**Exercise aim:** Comb through the entries for "yoki" and pull out each line that holds it.

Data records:
## start

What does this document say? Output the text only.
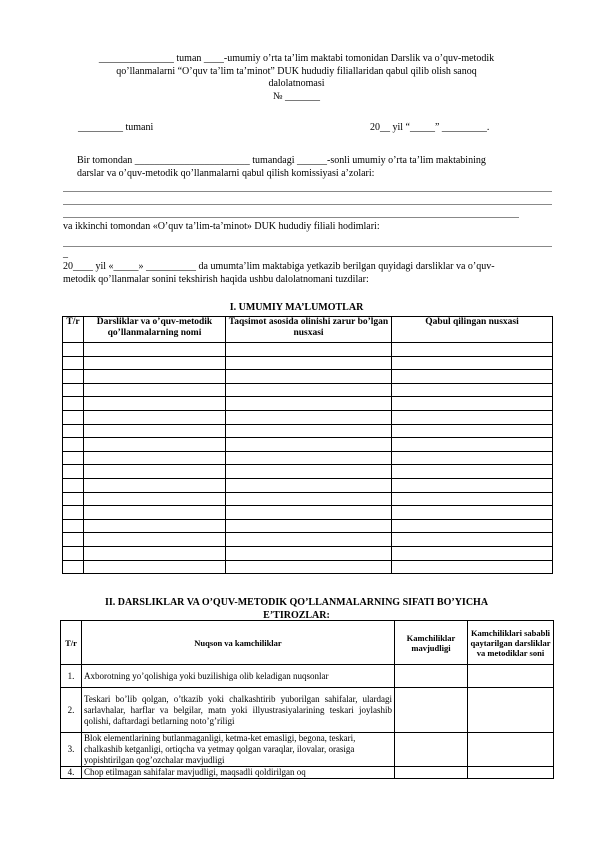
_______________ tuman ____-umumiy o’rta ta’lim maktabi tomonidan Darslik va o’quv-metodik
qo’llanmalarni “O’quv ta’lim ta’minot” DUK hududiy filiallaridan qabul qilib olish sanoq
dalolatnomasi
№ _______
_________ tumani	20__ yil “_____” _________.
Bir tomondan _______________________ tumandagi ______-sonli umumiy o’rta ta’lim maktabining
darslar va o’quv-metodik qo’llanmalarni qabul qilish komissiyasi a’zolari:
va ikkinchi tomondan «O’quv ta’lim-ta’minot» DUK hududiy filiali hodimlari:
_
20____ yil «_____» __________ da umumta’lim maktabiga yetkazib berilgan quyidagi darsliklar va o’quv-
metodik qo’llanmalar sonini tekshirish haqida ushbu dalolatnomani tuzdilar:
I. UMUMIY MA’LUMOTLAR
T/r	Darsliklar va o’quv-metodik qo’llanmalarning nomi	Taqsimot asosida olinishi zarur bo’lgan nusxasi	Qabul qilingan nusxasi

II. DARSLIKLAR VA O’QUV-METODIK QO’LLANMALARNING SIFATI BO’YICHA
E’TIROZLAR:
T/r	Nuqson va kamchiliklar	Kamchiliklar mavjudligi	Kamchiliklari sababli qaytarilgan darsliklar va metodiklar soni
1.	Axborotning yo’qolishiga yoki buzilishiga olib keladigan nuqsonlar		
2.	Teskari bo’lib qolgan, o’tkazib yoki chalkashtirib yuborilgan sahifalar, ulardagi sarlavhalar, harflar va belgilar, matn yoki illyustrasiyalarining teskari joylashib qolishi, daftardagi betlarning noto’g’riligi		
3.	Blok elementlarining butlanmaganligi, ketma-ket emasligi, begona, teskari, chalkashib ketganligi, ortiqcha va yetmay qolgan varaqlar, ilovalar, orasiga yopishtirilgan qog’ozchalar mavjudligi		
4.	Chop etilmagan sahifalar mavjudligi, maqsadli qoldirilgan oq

## end

**Output of the task:**
1.	Axborotning yo’qolishiga yoki buzilishiga olib keladigan nuqsonlar		
2.	Teskari bo’lib qolgan, o’tkazib yoki chalkashtirib yuborilgan sahifalar, ulardagi sarlavhalar, harflar va belgilar, matn yoki illyustrasiyalarining teskari joylashib qolishi, daftardagi betlarning noto’g’riligi		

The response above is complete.